> [Task brief]:
Print the listing that follows, character for character.
----------------
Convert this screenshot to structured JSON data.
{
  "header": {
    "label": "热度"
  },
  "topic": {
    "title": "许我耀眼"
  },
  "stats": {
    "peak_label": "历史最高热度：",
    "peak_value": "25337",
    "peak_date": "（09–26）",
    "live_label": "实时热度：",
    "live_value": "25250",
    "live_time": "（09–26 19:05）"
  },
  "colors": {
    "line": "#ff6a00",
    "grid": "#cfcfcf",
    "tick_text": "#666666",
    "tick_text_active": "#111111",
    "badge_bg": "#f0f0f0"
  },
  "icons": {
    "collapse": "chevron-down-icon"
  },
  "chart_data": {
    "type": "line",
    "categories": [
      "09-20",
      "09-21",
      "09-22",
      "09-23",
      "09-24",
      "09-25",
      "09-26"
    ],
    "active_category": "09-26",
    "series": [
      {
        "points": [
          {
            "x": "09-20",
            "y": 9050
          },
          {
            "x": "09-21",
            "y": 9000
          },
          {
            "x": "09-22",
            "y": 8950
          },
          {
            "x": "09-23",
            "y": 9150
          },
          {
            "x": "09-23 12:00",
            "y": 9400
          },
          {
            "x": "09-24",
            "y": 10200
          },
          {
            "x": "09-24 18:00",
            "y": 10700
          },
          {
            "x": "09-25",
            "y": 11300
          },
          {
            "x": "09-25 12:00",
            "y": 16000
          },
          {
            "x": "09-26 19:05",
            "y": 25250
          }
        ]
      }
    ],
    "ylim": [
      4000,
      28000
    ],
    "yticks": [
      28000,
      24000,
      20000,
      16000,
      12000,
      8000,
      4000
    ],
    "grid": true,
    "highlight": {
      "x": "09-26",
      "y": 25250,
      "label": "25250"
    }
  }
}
----------------
> [Response to this task]:
Convert this screenshot to structured JSON data.
{
  "header": {
    "label": "热度"
  },
  "topic": {
    "title": "许我耀眼"
  },
  "stats": {
    "peak_label": "历史最高热度：",
    "peak_value": "25337",
    "peak_date": "（09–26）",
    "live_label": "实时热度：",
    "live_value": "25250",
    "live_time": "（09–26 19:05）"
  },
  "colors": {
    "line": "#ff6a00",
    "grid": "#cfcfcf",
    "tick_text": "#666666",
    "tick_text_active": "#111111",
    "badge_bg": "#f0f0f0"
  },
  "icons": {
    "collapse": "chevron-down-icon"
  },
  "chart_data": {
    "type": "line",
    "categories": [
      "09-20",
      "09-21",
      "09-22",
      "09-23",
      "09-24",
      "09-25",
      "09-26"
    ],
    "active_category": "09-26",
    "series": [
      {
        "points": [
          {
            "x": "09-20",
            "y": 9050
          },
          {
            "x": "09-21",
            "y": 9000
          },
          {
            "x": "09-22",
            "y": 8950
          },
          {
            "x": "09-23",
            "y": 9150
          },
          {
            "x": "09-23 12:00",
            "y": 9400
          },
          {
            "x": "09-24",
            "y": 10200
          },
          {
            "x": "09-24 18:00",
            "y": 10700
          },
          {
            "x": "09-25",
            "y": 11300
          },
          {
            "x": "09-25 12:00",
            "y": 16000
          },
          {
            "x": "09-26 19:05",
            "y": 25250
          }
        ]
      }
    ],
    "ylim": [
      4000,
      28000
    ],
    "yticks": [
      28000,
      24000,
      20000,
      16000,
      12000,
      8000,
      4000
    ],
    "grid": true,
    "highlight": {
      "x": "09-26",
      "y": 25250,
      "label": "25250"
    }
  }
}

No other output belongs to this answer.